(Element box annotations)
======

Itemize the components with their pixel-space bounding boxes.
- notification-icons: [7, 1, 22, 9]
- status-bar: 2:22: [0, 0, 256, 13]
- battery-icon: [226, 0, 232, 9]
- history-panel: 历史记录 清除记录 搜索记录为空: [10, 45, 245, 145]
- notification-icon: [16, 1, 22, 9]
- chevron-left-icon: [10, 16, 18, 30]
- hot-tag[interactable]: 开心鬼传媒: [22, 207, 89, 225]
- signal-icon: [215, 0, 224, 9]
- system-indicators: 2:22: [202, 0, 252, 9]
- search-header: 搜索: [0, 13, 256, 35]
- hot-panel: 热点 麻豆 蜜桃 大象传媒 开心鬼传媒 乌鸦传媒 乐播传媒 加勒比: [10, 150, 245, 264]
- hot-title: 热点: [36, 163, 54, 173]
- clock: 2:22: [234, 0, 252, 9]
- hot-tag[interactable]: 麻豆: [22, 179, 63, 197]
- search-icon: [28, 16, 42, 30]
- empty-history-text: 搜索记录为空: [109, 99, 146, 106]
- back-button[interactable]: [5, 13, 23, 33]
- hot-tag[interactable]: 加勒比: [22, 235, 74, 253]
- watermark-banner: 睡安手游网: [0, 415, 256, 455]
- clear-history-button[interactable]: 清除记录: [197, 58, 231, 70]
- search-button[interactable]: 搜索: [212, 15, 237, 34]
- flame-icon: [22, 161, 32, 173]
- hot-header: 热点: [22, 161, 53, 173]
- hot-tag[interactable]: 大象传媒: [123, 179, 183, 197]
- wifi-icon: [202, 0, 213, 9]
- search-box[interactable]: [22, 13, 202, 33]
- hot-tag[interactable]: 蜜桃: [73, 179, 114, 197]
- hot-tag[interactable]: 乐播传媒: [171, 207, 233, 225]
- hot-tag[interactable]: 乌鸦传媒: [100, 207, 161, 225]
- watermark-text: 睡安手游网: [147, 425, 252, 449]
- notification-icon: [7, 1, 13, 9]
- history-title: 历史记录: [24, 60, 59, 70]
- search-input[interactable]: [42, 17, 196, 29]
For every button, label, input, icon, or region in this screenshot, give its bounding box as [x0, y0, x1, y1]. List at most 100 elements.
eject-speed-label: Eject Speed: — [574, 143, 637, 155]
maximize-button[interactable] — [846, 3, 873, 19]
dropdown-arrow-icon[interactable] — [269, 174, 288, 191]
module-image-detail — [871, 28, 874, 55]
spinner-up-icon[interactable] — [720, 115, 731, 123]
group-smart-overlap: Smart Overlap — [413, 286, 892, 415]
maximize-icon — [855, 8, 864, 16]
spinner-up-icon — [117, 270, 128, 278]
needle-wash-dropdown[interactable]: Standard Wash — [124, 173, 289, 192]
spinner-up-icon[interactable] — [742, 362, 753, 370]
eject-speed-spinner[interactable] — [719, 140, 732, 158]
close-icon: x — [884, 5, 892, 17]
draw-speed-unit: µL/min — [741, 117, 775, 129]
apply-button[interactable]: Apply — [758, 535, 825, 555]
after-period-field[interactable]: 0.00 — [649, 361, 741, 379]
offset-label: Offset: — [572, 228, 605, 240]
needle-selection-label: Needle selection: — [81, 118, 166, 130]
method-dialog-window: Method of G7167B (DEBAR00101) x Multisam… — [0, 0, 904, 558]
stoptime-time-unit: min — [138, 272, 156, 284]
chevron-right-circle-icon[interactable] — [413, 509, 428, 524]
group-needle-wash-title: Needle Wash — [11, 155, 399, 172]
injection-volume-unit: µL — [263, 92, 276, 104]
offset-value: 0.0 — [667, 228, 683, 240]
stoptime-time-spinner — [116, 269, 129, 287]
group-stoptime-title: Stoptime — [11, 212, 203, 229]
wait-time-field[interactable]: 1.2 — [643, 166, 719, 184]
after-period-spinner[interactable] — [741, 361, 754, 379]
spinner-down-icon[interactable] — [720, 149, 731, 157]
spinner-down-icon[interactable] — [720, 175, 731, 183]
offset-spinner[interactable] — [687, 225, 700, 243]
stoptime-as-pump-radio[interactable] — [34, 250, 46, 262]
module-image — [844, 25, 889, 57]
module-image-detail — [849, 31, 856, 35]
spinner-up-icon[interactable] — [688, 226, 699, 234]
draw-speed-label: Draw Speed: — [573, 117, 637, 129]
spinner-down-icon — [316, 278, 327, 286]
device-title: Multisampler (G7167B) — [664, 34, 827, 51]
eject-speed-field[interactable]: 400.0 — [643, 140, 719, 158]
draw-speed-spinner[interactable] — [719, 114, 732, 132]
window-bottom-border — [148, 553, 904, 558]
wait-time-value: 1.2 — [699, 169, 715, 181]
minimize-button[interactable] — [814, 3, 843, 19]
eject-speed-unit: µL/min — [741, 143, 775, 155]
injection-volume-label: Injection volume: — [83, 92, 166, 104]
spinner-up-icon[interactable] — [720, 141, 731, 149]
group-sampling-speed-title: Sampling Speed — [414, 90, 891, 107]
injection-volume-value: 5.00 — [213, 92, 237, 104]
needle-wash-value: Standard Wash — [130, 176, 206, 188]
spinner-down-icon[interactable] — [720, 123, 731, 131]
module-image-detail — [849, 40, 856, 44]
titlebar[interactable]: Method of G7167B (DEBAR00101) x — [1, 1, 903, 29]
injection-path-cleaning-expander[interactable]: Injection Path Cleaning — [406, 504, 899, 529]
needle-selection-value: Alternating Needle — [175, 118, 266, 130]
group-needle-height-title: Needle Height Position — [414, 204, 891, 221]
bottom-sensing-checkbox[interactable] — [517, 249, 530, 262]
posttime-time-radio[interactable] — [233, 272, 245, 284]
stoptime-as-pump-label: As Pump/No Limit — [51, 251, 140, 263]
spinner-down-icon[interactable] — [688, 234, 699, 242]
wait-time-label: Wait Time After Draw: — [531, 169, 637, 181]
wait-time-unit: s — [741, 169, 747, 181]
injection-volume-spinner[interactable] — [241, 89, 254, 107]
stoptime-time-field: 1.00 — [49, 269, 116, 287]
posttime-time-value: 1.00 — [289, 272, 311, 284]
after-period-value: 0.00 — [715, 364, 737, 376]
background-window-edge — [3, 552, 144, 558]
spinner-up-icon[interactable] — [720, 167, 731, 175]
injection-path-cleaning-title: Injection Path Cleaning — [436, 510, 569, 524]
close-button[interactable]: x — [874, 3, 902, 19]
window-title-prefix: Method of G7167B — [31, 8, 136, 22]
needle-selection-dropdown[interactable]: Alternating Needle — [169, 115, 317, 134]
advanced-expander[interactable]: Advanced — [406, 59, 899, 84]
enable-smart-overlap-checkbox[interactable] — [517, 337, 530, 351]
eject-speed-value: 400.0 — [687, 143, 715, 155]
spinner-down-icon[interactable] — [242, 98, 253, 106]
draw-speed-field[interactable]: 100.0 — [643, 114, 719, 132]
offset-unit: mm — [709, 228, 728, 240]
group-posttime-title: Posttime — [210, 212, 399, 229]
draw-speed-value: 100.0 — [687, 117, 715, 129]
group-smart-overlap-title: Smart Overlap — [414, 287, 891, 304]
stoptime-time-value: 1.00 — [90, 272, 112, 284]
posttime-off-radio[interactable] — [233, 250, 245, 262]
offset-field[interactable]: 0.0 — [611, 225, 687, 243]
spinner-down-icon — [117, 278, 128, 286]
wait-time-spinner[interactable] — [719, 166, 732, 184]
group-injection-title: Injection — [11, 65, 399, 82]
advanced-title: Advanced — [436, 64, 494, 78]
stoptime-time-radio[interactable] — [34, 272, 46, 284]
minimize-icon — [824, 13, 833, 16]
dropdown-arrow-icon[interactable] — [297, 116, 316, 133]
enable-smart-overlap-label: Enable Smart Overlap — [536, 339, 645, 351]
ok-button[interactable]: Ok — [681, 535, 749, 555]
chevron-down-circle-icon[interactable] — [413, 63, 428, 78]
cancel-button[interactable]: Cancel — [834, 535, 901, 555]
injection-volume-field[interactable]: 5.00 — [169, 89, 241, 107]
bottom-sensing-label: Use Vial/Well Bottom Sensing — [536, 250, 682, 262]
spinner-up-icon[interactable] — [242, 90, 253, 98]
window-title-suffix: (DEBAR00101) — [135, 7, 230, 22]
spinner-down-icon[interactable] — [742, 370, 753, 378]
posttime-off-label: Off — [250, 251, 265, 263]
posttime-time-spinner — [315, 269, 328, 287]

======

(YOUR TASK)
Pick out each line of the data above that contains the string "panel", and copy those lines.

(OUTPUT BELOW)
- history-panel: 历史记录 清除记录 搜索记录为空: [10, 45, 245, 145]
- hot-panel: 热点 麻豆 蜜桃 大象传媒 开心鬼传媒 乌鸦传媒 乐播传媒 加勒比: [10, 150, 245, 264]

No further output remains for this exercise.